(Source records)
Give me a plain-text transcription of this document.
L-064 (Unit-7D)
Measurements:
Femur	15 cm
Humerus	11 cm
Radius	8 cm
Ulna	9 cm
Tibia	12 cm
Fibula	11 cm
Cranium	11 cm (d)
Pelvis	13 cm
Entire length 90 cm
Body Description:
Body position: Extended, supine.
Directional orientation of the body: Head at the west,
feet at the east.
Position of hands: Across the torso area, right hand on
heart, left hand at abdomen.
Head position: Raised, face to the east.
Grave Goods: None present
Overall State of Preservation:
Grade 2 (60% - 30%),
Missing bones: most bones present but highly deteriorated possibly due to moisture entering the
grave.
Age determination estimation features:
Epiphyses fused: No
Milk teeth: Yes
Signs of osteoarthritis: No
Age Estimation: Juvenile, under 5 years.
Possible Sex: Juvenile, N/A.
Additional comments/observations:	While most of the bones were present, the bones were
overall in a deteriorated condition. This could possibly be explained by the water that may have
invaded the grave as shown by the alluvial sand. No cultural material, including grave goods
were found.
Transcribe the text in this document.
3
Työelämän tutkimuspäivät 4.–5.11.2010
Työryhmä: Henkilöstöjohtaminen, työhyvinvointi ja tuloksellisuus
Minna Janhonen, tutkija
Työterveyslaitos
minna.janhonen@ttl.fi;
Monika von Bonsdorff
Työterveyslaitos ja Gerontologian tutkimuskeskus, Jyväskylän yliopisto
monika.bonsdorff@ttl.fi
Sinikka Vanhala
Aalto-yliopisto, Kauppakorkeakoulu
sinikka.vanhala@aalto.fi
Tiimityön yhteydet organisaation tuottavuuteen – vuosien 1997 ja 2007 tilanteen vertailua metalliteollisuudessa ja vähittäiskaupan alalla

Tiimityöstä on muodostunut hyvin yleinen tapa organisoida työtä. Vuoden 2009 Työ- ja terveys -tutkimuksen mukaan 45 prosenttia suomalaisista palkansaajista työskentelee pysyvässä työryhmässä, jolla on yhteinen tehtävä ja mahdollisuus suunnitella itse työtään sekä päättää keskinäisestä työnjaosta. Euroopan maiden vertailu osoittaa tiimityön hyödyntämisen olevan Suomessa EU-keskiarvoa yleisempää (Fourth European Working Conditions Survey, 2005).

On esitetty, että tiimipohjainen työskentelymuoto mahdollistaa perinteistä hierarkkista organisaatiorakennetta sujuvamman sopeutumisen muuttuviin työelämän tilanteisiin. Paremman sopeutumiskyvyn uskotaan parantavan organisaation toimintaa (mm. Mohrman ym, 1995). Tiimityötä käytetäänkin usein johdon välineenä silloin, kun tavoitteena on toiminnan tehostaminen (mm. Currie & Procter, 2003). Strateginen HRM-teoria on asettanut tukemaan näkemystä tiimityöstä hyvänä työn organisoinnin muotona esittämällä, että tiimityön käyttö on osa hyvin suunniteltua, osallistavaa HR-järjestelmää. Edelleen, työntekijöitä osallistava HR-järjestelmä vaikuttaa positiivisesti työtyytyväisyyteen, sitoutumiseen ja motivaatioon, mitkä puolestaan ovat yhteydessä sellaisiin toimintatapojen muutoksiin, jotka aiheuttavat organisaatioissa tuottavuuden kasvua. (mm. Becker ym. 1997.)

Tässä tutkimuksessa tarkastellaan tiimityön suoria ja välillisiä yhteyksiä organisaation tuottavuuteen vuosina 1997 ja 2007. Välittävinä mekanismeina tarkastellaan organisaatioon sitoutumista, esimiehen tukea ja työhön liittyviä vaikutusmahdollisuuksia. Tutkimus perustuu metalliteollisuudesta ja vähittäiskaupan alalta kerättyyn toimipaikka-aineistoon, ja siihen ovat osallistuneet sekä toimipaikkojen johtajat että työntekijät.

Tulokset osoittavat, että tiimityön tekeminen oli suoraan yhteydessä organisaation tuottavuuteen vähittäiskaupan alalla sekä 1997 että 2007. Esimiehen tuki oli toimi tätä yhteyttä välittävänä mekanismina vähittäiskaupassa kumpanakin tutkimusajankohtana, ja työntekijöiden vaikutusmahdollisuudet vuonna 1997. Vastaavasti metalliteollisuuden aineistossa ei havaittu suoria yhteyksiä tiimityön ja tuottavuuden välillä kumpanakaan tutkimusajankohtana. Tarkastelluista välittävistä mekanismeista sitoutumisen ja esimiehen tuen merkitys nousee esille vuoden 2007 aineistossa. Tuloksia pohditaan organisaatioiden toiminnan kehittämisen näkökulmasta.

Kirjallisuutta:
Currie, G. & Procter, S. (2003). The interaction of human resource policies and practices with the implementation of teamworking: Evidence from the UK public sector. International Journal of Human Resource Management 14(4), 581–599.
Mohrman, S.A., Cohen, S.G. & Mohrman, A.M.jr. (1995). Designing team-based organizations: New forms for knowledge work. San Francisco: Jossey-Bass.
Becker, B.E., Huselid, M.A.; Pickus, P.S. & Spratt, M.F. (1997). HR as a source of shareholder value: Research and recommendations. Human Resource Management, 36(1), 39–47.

**PROBLEM TO WORK ON:**
Return the entries above exactly, each one complete.

**FULL SOLUTION:**
Give me a plain-text transcription of this document.
L-064 (Unit-7D)
Measurements:
Femur	15 cm
Humerus	11 cm
Radius	8 cm
Ulna	9 cm
Tibia	12 cm
Fibula	11 cm
Cranium	11 cm (d)
Pelvis	13 cm
Entire length 90 cm
Body Description:
Body position: Extended, supine.
Directional orientation of the body: Head at the west,
feet at the east.
Position of hands: Across the torso area, right hand on
heart, left hand at abdomen.
Head position: Raised, face to the east.
Grave Goods: None present
Overall State of Preservation:
Grade 2 (60% - 30%),
Missing bones: most bones present but highly deteriorated possibly due to moisture entering the
grave.
Age determination estimation features:
Epiphyses fused: No
Milk teeth: Yes
Signs of osteoarthritis: No
Age Estimation: Juvenile, under 5 years.
Possible Sex: Juvenile, N/A.
Additional comments/observations:	While most of the bones were present, the bones were
overall in a deteriorated condition. This could possibly be explained by the water that may have
invaded the grave as shown by the alluvial sand. No cultural material, including grave goods
were found.
Transcribe the text in this document.
3
Työelämän tutkimuspäivät 4.–5.11.2010
Työryhmä: Henkilöstöjohtaminen, työhyvinvointi ja tuloksellisuus
Minna Janhonen, tutkija
Työterveyslaitos
minna.janhonen@ttl.fi;
Monika von Bonsdorff
Työterveyslaitos ja Gerontologian tutkimuskeskus, Jyväskylän yliopisto
monika.bonsdorff@ttl.fi
Sinikka Vanhala
Aalto-yliopisto, Kauppakorkeakoulu
sinikka.vanhala@aalto.fi
Tiimityön yhteydet organisaation tuottavuuteen – vuosien 1997 ja 2007 tilanteen vertailua metalliteollisuudessa ja vähittäiskaupan alalla

Tiimityöstä on muodostunut hyvin yleinen tapa organisoida työtä. Vuoden 2009 Työ- ja terveys -tutkimuksen mukaan 45 prosenttia suomalaisista palkansaajista työskentelee pysyvässä työryhmässä, jolla on yhteinen tehtävä ja mahdollisuus suunnitella itse työtään sekä päättää keskinäisestä työnjaosta. Euroopan maiden vertailu osoittaa tiimityön hyödyntämisen olevan Suomessa EU-keskiarvoa yleisempää (Fourth European Working Conditions Survey, 2005).

On esitetty, että tiimipohjainen työskentelymuoto mahdollistaa perinteistä hierarkkista organisaatiorakennetta sujuvamman sopeutumisen muuttuviin työelämän tilanteisiin. Paremman sopeutumiskyvyn uskotaan parantavan organisaation toimintaa (mm. Mohrman ym, 1995). Tiimityötä käytetäänkin usein johdon välineenä silloin, kun tavoitteena on toiminnan tehostaminen (mm. Currie & Procter, 2003). Strateginen HRM-teoria on asettanut tukemaan näkemystä tiimityöstä hyvänä työn organisoinnin muotona esittämällä, että tiimityön käyttö on osa hyvin suunniteltua, osallistavaa HR-järjestelmää. Edelleen, työntekijöitä osallistava HR-järjestelmä vaikuttaa positiivisesti työtyytyväisyyteen, sitoutumiseen ja motivaatioon, mitkä puolestaan ovat yhteydessä sellaisiin toimintatapojen muutoksiin, jotka aiheuttavat organisaatioissa tuottavuuden kasvua. (mm. Becker ym. 1997.)

Tässä tutkimuksessa tarkastellaan tiimityön suoria ja välillisiä yhteyksiä organisaation tuottavuuteen vuosina 1997 ja 2007. Välittävinä mekanismeina tarkastellaan organisaatioon sitoutumista, esimiehen tukea ja työhön liittyviä vaikutusmahdollisuuksia. Tutkimus perustuu metalliteollisuudesta ja vähittäiskaupan alalta kerättyyn toimipaikka-aineistoon, ja siihen ovat osallistuneet sekä toimipaikkojen johtajat että työntekijät.

Tulokset osoittavat, että tiimityön tekeminen oli suoraan yhteydessä organisaation tuottavuuteen vähittäiskaupan alalla sekä 1997 että 2007. Esimiehen tuki oli toimi tätä yhteyttä välittävänä mekanismina vähittäiskaupassa kumpanakin tutkimusajankohtana, ja työntekijöiden vaikutusmahdollisuudet vuonna 1997. Vastaavasti metalliteollisuuden aineistossa ei havaittu suoria yhteyksiä tiimityön ja tuottavuuden välillä kumpanakaan tutkimusajankohtana. Tarkastelluista välittävistä mekanismeista sitoutumisen ja esimiehen tuen merkitys nousee esille vuoden 2007 aineistossa. Tuloksia pohditaan organisaatioiden toiminnan kehittämisen näkökulmasta.

Kirjallisuutta:
Currie, G. & Procter, S. (2003). The interaction of human resource policies and practices with the implementation of teamworking: Evidence from the UK public sector. International Journal of Human Resource Management 14(4), 581–599.
Mohrman, S.A., Cohen, S.G. & Mohrman, A.M.jr. (1995). Designing team-based organizations: New forms for knowledge work. San Francisco: Jossey-Bass.
Becker, B.E., Huselid, M.A.; Pickus, P.S. & Spratt, M.F. (1997). HR as a source of shareholder value: Research and recommendations. Human Resource Management, 36(1), 39–47.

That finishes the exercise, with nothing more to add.